Stored records:
◇ ◇ ◇
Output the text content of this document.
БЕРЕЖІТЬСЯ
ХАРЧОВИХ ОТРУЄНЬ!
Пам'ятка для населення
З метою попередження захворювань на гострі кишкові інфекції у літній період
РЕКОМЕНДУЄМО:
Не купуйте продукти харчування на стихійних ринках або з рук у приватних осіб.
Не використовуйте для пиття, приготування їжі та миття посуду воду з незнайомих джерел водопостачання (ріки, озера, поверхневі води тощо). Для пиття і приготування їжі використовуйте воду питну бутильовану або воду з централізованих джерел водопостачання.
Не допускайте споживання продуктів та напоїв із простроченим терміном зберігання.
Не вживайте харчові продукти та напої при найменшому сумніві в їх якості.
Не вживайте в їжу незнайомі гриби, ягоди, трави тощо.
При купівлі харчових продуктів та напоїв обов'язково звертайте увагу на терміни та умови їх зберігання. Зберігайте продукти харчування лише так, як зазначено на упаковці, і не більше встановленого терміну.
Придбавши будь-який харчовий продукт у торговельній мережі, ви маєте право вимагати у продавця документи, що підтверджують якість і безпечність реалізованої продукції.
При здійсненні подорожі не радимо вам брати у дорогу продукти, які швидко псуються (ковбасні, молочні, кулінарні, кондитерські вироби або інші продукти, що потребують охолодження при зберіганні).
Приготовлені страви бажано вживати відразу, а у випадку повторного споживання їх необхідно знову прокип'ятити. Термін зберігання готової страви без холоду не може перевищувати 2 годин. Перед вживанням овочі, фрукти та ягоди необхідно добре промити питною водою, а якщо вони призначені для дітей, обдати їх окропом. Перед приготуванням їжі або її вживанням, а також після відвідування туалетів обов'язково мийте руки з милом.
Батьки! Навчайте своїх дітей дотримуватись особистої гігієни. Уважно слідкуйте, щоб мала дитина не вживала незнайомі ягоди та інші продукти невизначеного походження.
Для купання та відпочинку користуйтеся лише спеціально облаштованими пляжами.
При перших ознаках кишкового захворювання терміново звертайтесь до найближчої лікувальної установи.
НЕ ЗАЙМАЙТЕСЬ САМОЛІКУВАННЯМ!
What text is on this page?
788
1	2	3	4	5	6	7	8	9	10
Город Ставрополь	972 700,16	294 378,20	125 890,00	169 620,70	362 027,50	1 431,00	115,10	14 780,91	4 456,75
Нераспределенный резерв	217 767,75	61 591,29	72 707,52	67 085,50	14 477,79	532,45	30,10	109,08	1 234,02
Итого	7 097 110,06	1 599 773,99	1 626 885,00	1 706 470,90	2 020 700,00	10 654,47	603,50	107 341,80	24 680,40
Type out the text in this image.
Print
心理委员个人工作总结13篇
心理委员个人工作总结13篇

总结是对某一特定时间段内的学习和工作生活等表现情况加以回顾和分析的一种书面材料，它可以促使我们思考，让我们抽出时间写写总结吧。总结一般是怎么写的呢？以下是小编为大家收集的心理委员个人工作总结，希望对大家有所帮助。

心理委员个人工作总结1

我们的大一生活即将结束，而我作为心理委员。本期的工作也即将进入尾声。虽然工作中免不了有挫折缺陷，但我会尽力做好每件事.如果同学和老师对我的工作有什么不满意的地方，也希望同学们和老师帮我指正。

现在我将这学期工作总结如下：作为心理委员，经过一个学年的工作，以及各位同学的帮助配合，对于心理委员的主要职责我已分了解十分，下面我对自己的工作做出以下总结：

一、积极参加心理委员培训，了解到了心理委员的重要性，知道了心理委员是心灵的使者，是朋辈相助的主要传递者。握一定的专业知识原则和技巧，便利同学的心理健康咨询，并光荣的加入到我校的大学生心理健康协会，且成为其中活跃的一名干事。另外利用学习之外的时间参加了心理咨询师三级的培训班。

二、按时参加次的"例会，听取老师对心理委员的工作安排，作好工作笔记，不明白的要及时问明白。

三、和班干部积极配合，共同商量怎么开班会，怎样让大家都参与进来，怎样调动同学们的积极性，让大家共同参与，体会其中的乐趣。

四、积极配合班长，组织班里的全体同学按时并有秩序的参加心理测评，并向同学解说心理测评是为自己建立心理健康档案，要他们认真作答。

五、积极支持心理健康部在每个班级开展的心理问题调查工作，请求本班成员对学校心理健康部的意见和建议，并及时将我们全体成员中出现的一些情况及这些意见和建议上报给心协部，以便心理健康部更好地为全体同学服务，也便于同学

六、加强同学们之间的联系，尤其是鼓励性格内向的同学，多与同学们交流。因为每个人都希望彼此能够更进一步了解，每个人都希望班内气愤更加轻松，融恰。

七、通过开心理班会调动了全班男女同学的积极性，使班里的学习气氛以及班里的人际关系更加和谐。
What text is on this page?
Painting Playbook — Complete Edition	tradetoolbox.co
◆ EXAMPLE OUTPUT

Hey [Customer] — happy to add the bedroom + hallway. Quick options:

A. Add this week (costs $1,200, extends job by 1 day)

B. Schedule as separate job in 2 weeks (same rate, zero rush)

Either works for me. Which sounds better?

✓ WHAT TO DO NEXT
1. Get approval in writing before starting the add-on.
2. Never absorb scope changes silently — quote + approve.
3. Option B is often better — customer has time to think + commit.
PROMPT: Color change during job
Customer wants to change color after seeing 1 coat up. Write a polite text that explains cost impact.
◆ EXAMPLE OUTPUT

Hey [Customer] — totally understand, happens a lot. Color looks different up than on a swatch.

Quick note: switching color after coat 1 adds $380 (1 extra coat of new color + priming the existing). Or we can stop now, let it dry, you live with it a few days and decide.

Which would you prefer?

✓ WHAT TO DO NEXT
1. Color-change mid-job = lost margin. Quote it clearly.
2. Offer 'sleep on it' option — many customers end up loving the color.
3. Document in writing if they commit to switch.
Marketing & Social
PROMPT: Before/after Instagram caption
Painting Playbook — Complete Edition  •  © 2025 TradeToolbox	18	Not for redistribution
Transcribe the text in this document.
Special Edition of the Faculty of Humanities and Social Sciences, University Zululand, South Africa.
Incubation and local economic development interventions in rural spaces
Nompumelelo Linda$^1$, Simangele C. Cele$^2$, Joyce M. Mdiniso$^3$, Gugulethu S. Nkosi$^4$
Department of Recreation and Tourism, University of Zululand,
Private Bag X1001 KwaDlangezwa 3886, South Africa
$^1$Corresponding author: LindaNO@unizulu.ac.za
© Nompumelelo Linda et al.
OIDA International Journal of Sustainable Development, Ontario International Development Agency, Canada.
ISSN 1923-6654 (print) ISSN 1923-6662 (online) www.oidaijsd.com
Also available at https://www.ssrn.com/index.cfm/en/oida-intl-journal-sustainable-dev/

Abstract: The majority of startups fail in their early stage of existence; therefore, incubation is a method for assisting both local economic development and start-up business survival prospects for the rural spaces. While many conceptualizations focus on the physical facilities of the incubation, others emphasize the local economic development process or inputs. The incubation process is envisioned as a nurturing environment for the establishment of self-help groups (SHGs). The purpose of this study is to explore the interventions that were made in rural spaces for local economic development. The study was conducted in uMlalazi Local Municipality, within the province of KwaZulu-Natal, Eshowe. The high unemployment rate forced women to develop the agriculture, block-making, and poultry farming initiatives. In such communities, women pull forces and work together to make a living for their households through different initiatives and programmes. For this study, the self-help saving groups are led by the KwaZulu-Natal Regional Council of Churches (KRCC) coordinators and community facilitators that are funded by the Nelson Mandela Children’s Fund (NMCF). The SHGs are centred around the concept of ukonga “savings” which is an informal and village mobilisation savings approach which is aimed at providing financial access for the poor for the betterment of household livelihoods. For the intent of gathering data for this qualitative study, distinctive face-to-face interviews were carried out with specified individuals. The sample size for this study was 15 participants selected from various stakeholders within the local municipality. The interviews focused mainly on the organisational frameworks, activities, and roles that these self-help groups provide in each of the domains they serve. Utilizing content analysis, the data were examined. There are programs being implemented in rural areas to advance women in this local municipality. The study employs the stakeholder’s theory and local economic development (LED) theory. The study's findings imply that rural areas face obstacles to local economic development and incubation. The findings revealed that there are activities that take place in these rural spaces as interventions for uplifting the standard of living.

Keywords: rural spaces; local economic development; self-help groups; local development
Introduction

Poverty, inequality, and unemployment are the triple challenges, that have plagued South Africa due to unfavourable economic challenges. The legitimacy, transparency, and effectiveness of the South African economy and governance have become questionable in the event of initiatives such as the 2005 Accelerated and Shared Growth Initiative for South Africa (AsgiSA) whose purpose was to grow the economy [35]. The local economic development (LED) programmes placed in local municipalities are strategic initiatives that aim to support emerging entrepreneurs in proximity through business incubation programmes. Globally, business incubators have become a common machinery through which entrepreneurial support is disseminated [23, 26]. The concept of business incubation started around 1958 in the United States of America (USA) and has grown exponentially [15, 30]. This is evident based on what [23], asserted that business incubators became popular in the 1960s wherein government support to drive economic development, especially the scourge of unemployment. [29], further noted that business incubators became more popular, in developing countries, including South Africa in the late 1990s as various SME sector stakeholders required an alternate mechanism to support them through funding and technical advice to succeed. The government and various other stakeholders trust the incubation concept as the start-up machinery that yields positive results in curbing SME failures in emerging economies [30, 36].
◇ ◇ ◇
WHAT YOU SHOULD DO:
Pull out every line holding "Complete" from the records above, and copy it.

THE RESPONSE:
Painting Playbook — Complete Edition	tradetoolbox.co
Painting Playbook — Complete Edition  •  © 2025 TradeToolbox	18	Not for redistribution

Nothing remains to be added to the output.